### Extracted data
+++
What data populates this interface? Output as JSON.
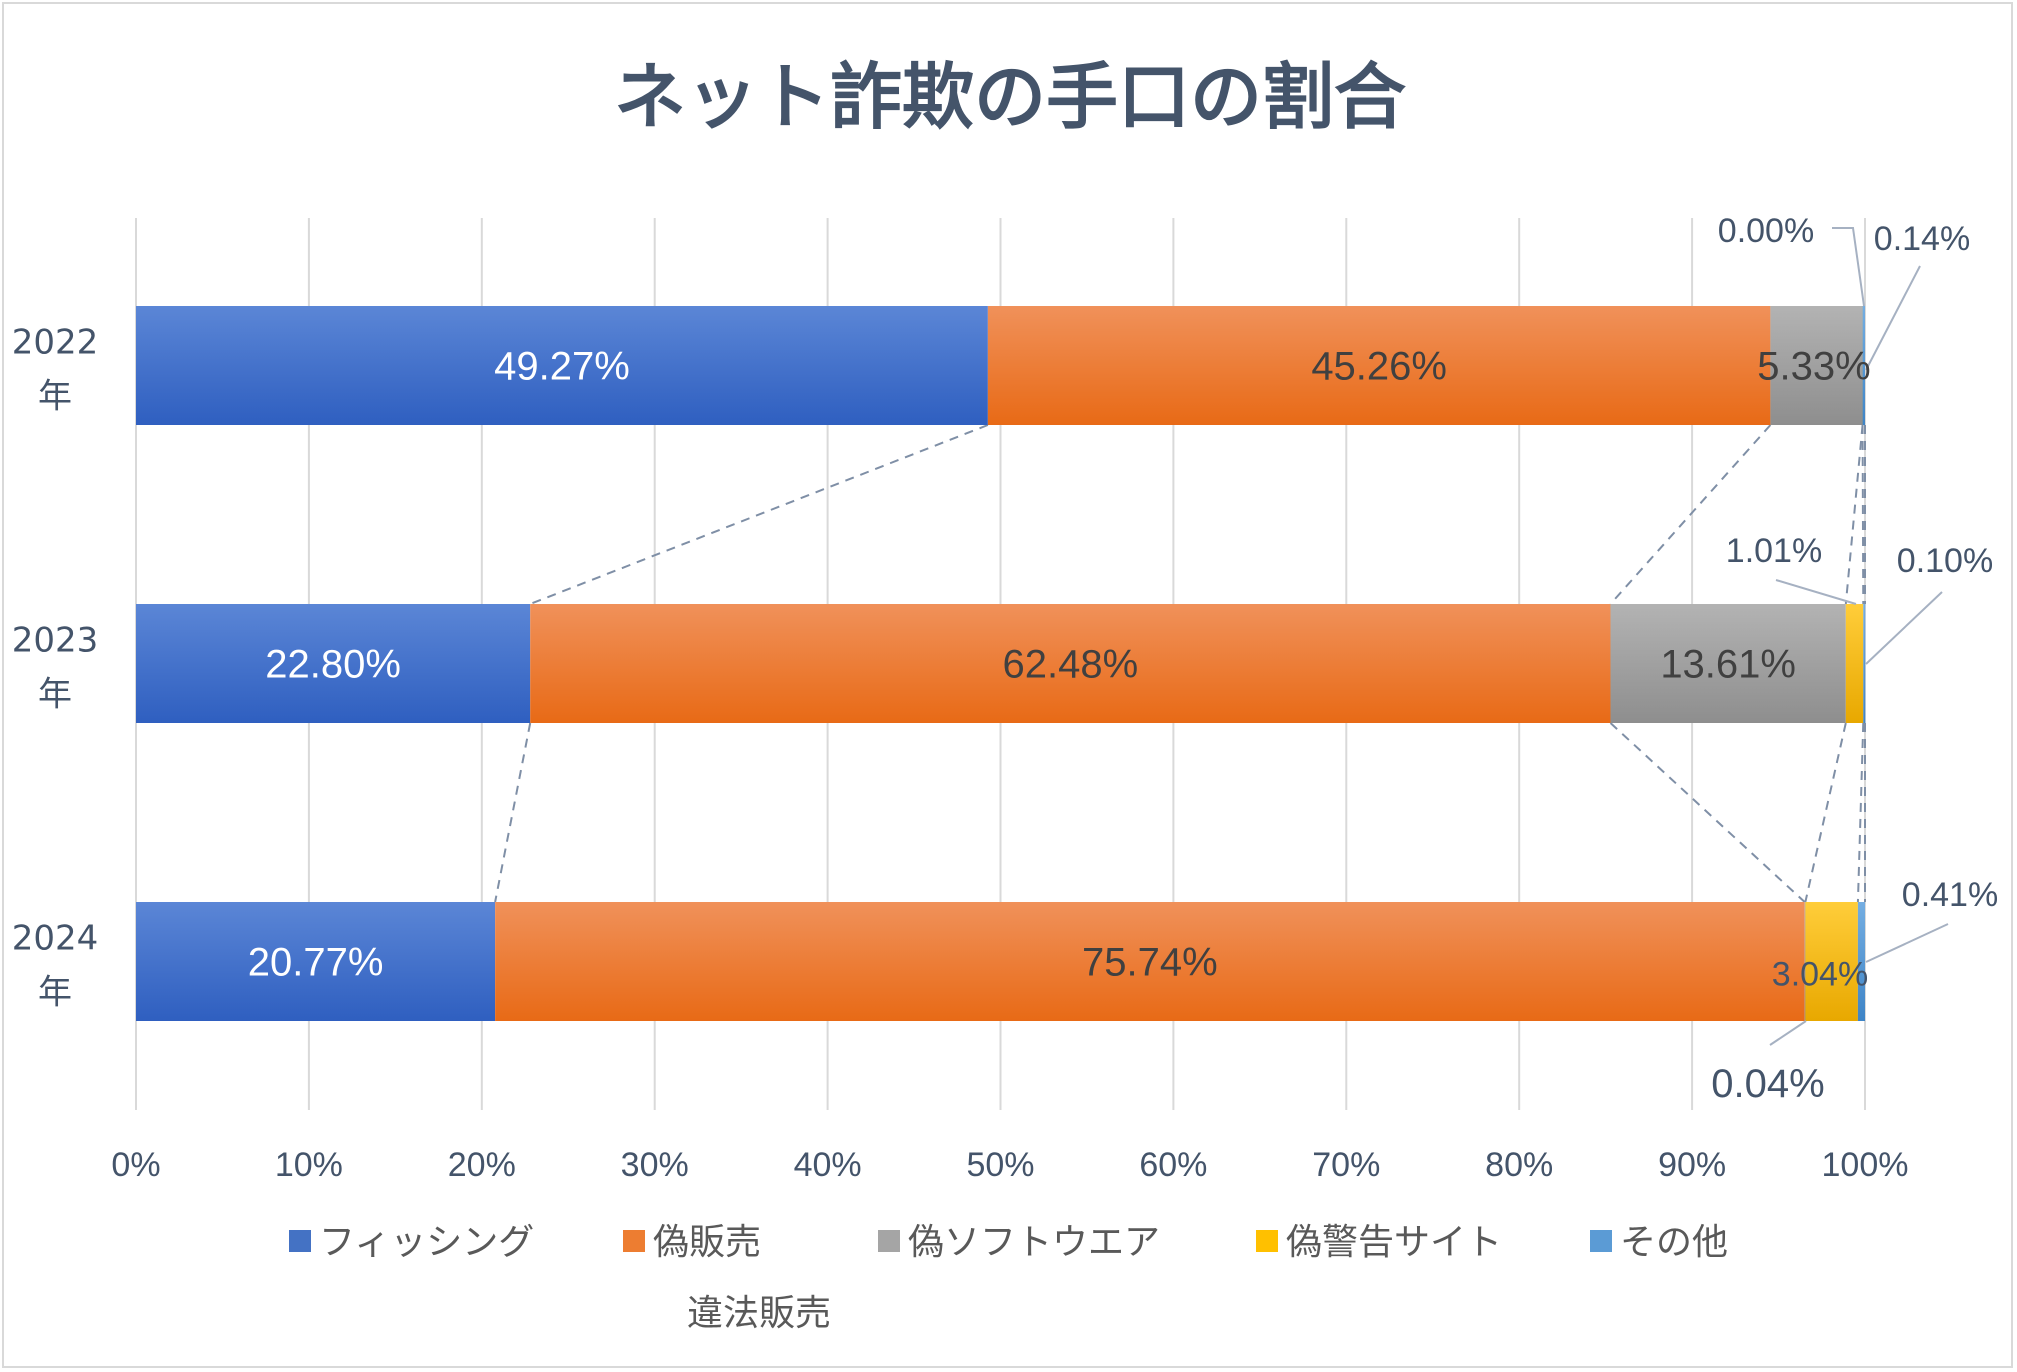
{
  "chart_data": {
    "type": "bar",
    "orientation": "horizontal",
    "stacked": "100%",
    "title": "ネット詐欺の手口の割合",
    "categories": [
      {
        "year": "2022",
        "suffix": "年"
      },
      {
        "year": "2023",
        "suffix": "年"
      },
      {
        "year": "2024",
        "suffix": "年"
      }
    ],
    "series": [
      {
        "name": "フィッシング",
        "color": "#4472c4",
        "values": [
          49.27,
          22.8,
          20.77
        ],
        "labels": [
          "49.27%",
          "22.80%",
          "20.77%"
        ]
      },
      {
        "name": "偽販売",
        "color": "#ed7d31",
        "values": [
          45.26,
          62.48,
          75.74
        ],
        "labels": [
          "45.26%",
          "62.48%",
          "75.74%"
        ]
      },
      {
        "name": "偽ソフトウエア",
        "color": "#a5a5a5",
        "values": [
          5.33,
          13.61,
          0.04
        ],
        "labels": [
          "5.33%",
          "13.61%",
          "0.04%"
        ]
      },
      {
        "name": "偽警告サイト",
        "color": "#ffc000",
        "values": [
          0.0,
          1.01,
          3.04
        ],
        "labels": [
          "0.00%",
          "1.01%",
          "3.04%"
        ]
      },
      {
        "name": "その他",
        "color": "#5b9bd5",
        "values": [
          0.14,
          0.1,
          0.41
        ],
        "labels": [
          "0.14%",
          "0.10%",
          "0.41%"
        ]
      },
      {
        "name": "違法販売",
        "color": "#70ad47",
        "values": [
          0,
          0,
          0
        ],
        "labels": []
      }
    ],
    "x_ticks": [
      "0%",
      "10%",
      "20%",
      "30%",
      "40%",
      "50%",
      "60%",
      "70%",
      "80%",
      "90%",
      "100%"
    ],
    "xlim": [
      0,
      100
    ],
    "grid": true,
    "series_lines": true,
    "legend": "bottom"
  }
}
+++
### Problem requirements
Set the pictures aside and transcribe the data above exactly.

### Finished task
What data populates this interface? Output as JSON.
{
  "chart_data": {
    "type": "bar",
    "orientation": "horizontal",
    "stacked": "100%",
    "title": "ネット詐欺の手口の割合",
    "categories": [
      {
        "year": "2022",
        "suffix": "年"
      },
      {
        "year": "2023",
        "suffix": "年"
      },
      {
        "year": "2024",
        "suffix": "年"
      }
    ],
    "series": [
      {
        "name": "フィッシング",
        "color": "#4472c4",
        "values": [
          49.27,
          22.8,
          20.77
        ],
        "labels": [
          "49.27%",
          "22.80%",
          "20.77%"
        ]
      },
      {
        "name": "偽販売",
        "color": "#ed7d31",
        "values": [
          45.26,
          62.48,
          75.74
        ],
        "labels": [
          "45.26%",
          "62.48%",
          "75.74%"
        ]
      },
      {
        "name": "偽ソフトウエア",
        "color": "#a5a5a5",
        "values": [
          5.33,
          13.61,
          0.04
        ],
        "labels": [
          "5.33%",
          "13.61%",
          "0.04%"
        ]
      },
      {
        "name": "偽警告サイト",
        "color": "#ffc000",
        "values": [
          0.0,
          1.01,
          3.04
        ],
        "labels": [
          "0.00%",
          "1.01%",
          "3.04%"
        ]
      },
      {
        "name": "その他",
        "color": "#5b9bd5",
        "values": [
          0.14,
          0.1,
          0.41
        ],
        "labels": [
          "0.14%",
          "0.10%",
          "0.41%"
        ]
      },
      {
        "name": "違法販売",
        "color": "#70ad47",
        "values": [
          0,
          0,
          0
        ],
        "labels": []
      }
    ],
    "x_ticks": [
      "0%",
      "10%",
      "20%",
      "30%",
      "40%",
      "50%",
      "60%",
      "70%",
      "80%",
      "90%",
      "100%"
    ],
    "xlim": [
      0,
      100
    ],
    "grid": true,
    "series_lines": true,
    "legend": "bottom"
  }
}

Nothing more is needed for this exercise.